--- START Material provided ---

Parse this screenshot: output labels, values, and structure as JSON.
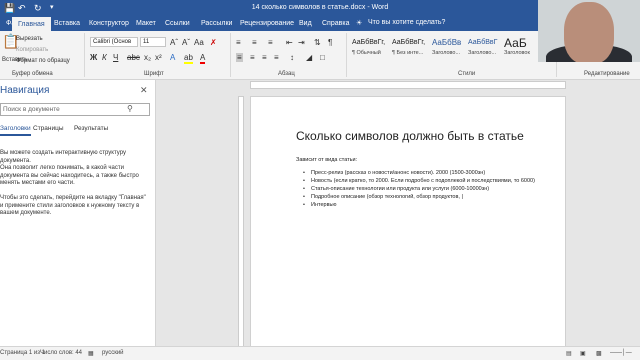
{
  "window": {
    "title": "14 сколько символов в статье.docx - Word",
    "qa_icons": [
      "save-icon",
      "undo-icon",
      "redo-icon"
    ]
  },
  "tabs": [
    {
      "label": "Файл"
    },
    {
      "label": "Главная",
      "active": true
    },
    {
      "label": "Вставка"
    },
    {
      "label": "Конструктор"
    },
    {
      "label": "Макет"
    },
    {
      "label": "Ссылки"
    },
    {
      "label": "Рассылки"
    },
    {
      "label": "Рецензирование"
    },
    {
      "label": "Вид"
    },
    {
      "label": "Справка"
    }
  ],
  "tell_me": "Что вы хотите сделать?",
  "ribbon": {
    "clipboard": {
      "paste": "Вставить",
      "cut": "Вырезать",
      "copy": "Копировать",
      "format_painter": "Формат по образцу",
      "label": "Буфер обмена"
    },
    "font": {
      "name": "Calibri (Основ",
      "size": "11",
      "label": "Шрифт"
    },
    "paragraph": {
      "label": "Абзац"
    },
    "styles": {
      "label": "Стили",
      "items": [
        {
          "sample": "АаБбВвГг,",
          "name": "¶ Обычный"
        },
        {
          "sample": "АаБбВвГг,",
          "name": "¶ Без инте..."
        },
        {
          "sample": "АаБбВв",
          "name": "Заголово..."
        },
        {
          "sample": "АаБбВвГ",
          "name": "Заголово..."
        },
        {
          "sample": "АаБ",
          "name": "Заголовок"
        }
      ]
    },
    "editing": {
      "label": "Редактирование"
    }
  },
  "nav": {
    "title": "Навигация",
    "search_placeholder": "Поиск в документе",
    "tabs": [
      "Заголовки",
      "Страницы",
      "Результаты"
    ],
    "paragraphs": [
      "Вы можете создать интерактивную структуру документа.",
      "Она позволит легко понимать, в какой части документа вы сейчас находитесь, а также быстро менять местами его части.",
      "Чтобы это сделать, перейдите на вкладку \"Главная\" и примените стили заголовков к нужному тексту в вашем документе."
    ]
  },
  "document": {
    "heading": "Сколько символов должно быть в статье",
    "intro": "Зависит от вида статьи:",
    "bullets": [
      "Пресс-релиз (рассказ о новости/анонс новости). 2000 (1500-3000зн)",
      "Новость (если кратко, то 2000. Если подробно с подоплекой и последствиями, то 6000)",
      "Статья-описание технологии или продукта или услуги (6000-10000зн)",
      "Подробное описание (обзор технологий, обзор продуктов, |",
      "Интервью"
    ]
  },
  "status": {
    "page": "Страница 1 из 1",
    "words": "Число слов: 44",
    "language": "русский"
  },
  "colors": {
    "accent": "#2b579a"
  }
}
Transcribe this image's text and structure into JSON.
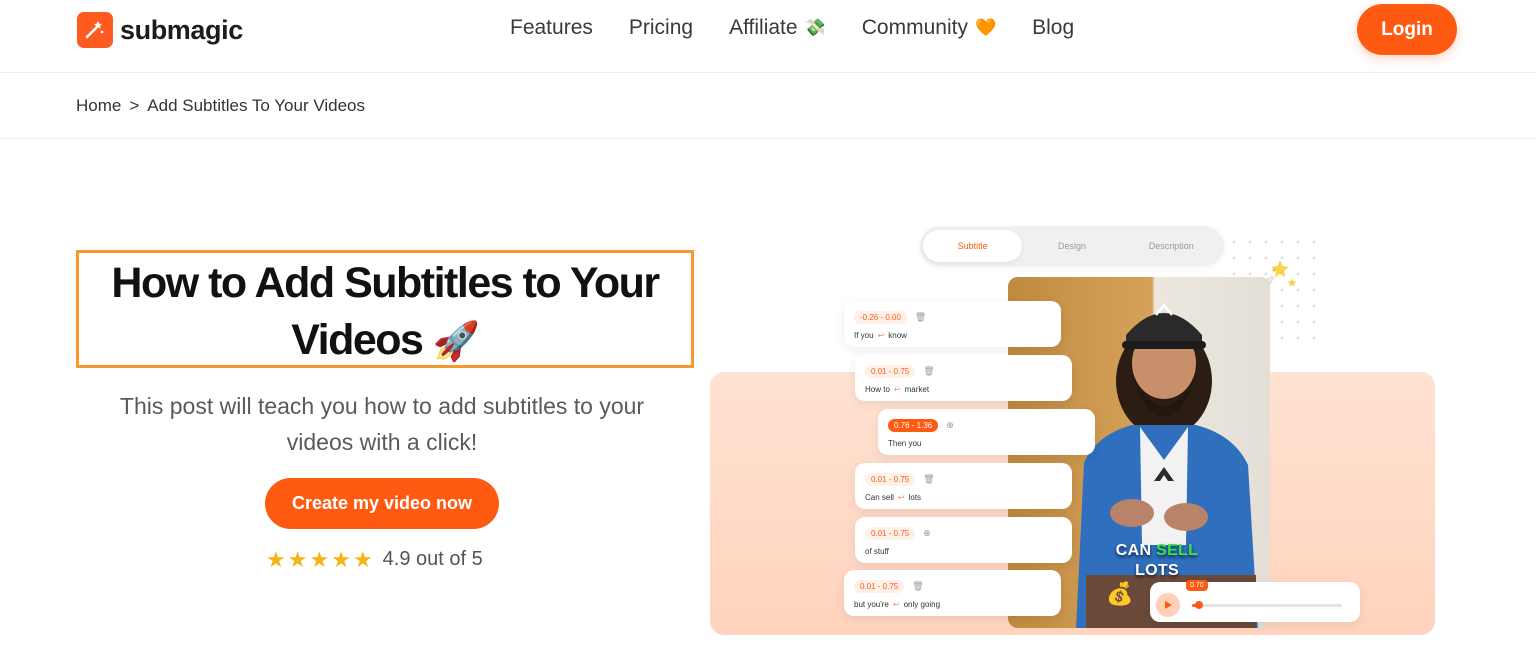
{
  "header": {
    "brand": "submagic",
    "nav": [
      {
        "label": "Features",
        "emoji": ""
      },
      {
        "label": "Pricing",
        "emoji": ""
      },
      {
        "label": "Affiliate",
        "emoji": "💸"
      },
      {
        "label": "Community",
        "emoji": "🧡"
      },
      {
        "label": "Blog",
        "emoji": ""
      }
    ],
    "login_label": "Login"
  },
  "breadcrumb": {
    "home": "Home",
    "separator": ">",
    "current": "Add Subtitles To Your Videos"
  },
  "hero": {
    "title_line1": "How to Add Subtitles to Your",
    "title_line2": "Videos",
    "title_emoji": "🚀",
    "subtitle_line1": "This post will teach you how to add subtitles to your",
    "subtitle_line2": "videos with a click!",
    "cta_label": "Create my video now",
    "rating_stars": 5,
    "rating_text": "4.9 out of 5"
  },
  "editor": {
    "tabs": [
      "Subtitle",
      "Design",
      "Description"
    ],
    "active_tab": "Subtitle",
    "cards": [
      {
        "time": "-0.26 - 0.00",
        "icon": "🗑",
        "word1": "If you",
        "word2": "know"
      },
      {
        "time": "0.01 - 0.75",
        "icon": "🗑",
        "word1": "How to",
        "word2": "market"
      },
      {
        "time": "0.76 - 1.36",
        "icon": "⊕",
        "word1": "Then you",
        "word2": ""
      },
      {
        "time": "0.01 - 0.75",
        "icon": "🗑",
        "word1": "Can sell",
        "word2": "lots"
      },
      {
        "time": "0.01 - 0.75",
        "icon": "⊕",
        "word1": "of stuff",
        "word2": ""
      },
      {
        "time": "0.01 - 0.75",
        "icon": "🗑",
        "word1": "but you're",
        "word2": "only going"
      }
    ],
    "video_caption_1": "CAN",
    "video_caption_hl": "SELL",
    "video_caption_2": "LOTS",
    "player_time": "0.70",
    "player_progress": 0.03
  },
  "colors": {
    "accent": "#ff5a12",
    "title_border": "#f4982f",
    "star": "#f6b515"
  }
}
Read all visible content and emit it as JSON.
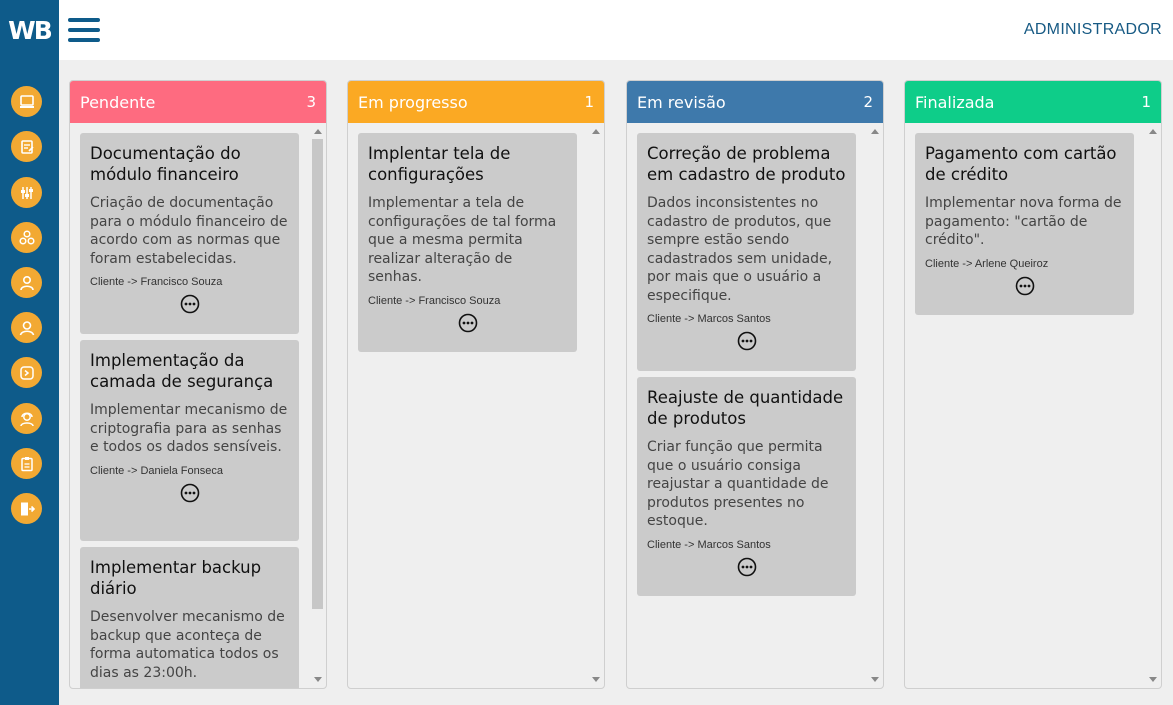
{
  "app": {
    "logo": "WB",
    "user": "ADMINISTRADOR"
  },
  "sidebar": {
    "items": [
      {
        "icon": "computer-icon"
      },
      {
        "icon": "edit-document-icon"
      },
      {
        "icon": "sliders-icon"
      },
      {
        "icon": "modules-icon"
      },
      {
        "icon": "user-icon"
      },
      {
        "icon": "user-circle-icon"
      },
      {
        "icon": "terminal-icon"
      },
      {
        "icon": "support-agent-icon"
      },
      {
        "icon": "clipboard-icon"
      },
      {
        "icon": "logout-icon"
      }
    ]
  },
  "colors": {
    "primary": "#0e5b8a",
    "pendente": "#fe6b80",
    "em_progresso": "#fba923",
    "em_revisao": "#3e79ab",
    "finalizada": "#0ecd89",
    "sidebar_button": "#f2a933"
  },
  "columns": [
    {
      "title": "Pendente",
      "count": "3",
      "cards": [
        {
          "title": "Documentação do módulo financeiro",
          "description": "Criação de documentação para o módulo financeiro de acordo com as normas que foram estabelecidas.",
          "client": "Cliente -> Francisco Souza"
        },
        {
          "title": "Implementação da camada de segurança",
          "description": "Implementar mecanismo de criptografia para as senhas e todos os dados sensíveis.",
          "client": "Cliente -> Daniela Fonseca"
        },
        {
          "title": "Implementar backup diário",
          "description": "Desenvolver mecanismo de backup que aconteça de forma automatica todos os dias as 23:00h.",
          "client": ""
        }
      ]
    },
    {
      "title": "Em progresso",
      "count": "1",
      "cards": [
        {
          "title": "Implentar tela de configurações",
          "description": "Implementar a tela de configurações de tal forma que a mesma permita realizar alteração de senhas.",
          "client": "Cliente -> Francisco Souza"
        }
      ]
    },
    {
      "title": "Em revisão",
      "count": "2",
      "cards": [
        {
          "title": "Correção de problema em cadastro de produto",
          "description": "Dados inconsistentes no cadastro de produtos, que sempre estão sendo cadastrados sem unidade, por mais que o usuário a especifique.",
          "client": "Cliente -> Marcos Santos"
        },
        {
          "title": "Reajuste de quantidade de produtos",
          "description": "Criar função que permita que o usuário consiga reajustar a quantidade de produtos presentes no estoque.",
          "client": "Cliente -> Marcos Santos"
        }
      ]
    },
    {
      "title": "Finalizada",
      "count": "1",
      "cards": [
        {
          "title": "Pagamento com cartão de crédito",
          "description": "Implementar nova forma de pagamento: \"cartão de crédito\".",
          "client": "Cliente -> Arlene Queiroz"
        }
      ]
    }
  ]
}
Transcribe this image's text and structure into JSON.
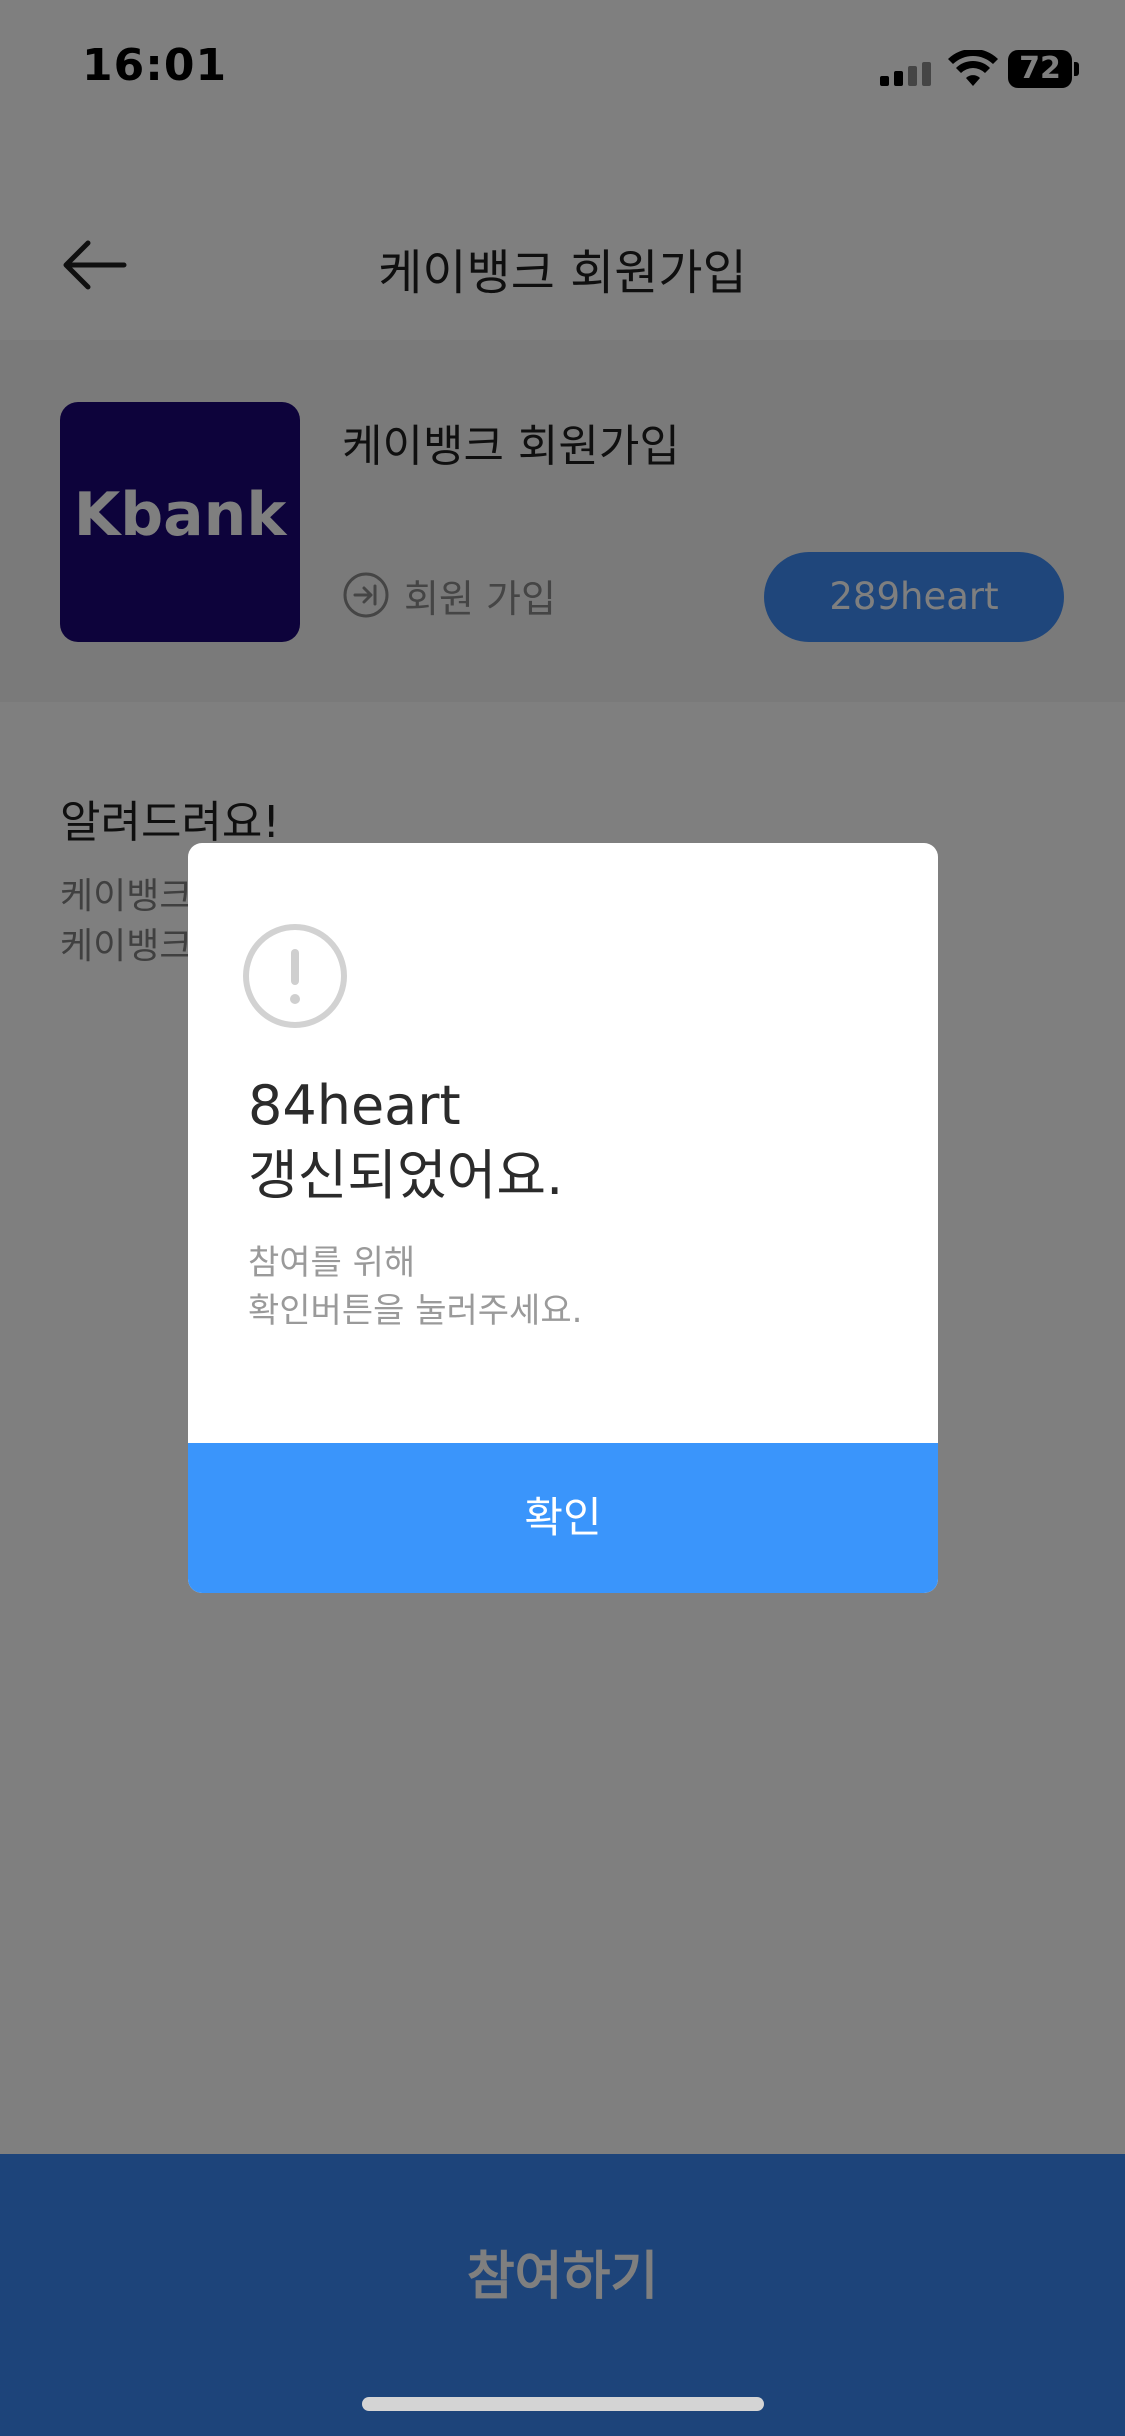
{
  "status_bar": {
    "time": "16:01",
    "battery_level": "72"
  },
  "app_bar": {
    "title": "케이뱅크 회원가입",
    "back_icon": "arrow-left-icon"
  },
  "mission": {
    "brand_logo_text": "Kbank",
    "brand_color": "#1a0777",
    "title": "케이뱅크 회원가입",
    "type_icon": "login-arrow-icon",
    "type_label": "회원 가입",
    "reward": "289heart"
  },
  "notice": {
    "title": "알려드려요!",
    "lines": [
      "케이뱅크",
      "케이뱅크"
    ]
  },
  "cta": {
    "label": "참여하기"
  },
  "dialog": {
    "icon": "alert-circle-icon",
    "headline_line1": "84heart",
    "headline_line2": "갱신되었어요.",
    "desc_line1": "참여를 위해",
    "desc_line2": "확인버튼을 눌러주세요.",
    "confirm_label": "확인"
  },
  "colors": {
    "accent": "#3e8df7",
    "confirm": "#3a95fb",
    "overlay": "rgba(0,0,0,0.5)"
  }
}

--- END Material provided ---

_What needs to be done_:
Using the material above, gather every line that includes "name".

_Complete response_:
      "name": "Calibri (Основ",
          "name": "¶ Обычный"
          "name": "¶ Без инте..."
          "name": "Заголово..."
          "name": "Заголово..."
          "name": "Заголовок"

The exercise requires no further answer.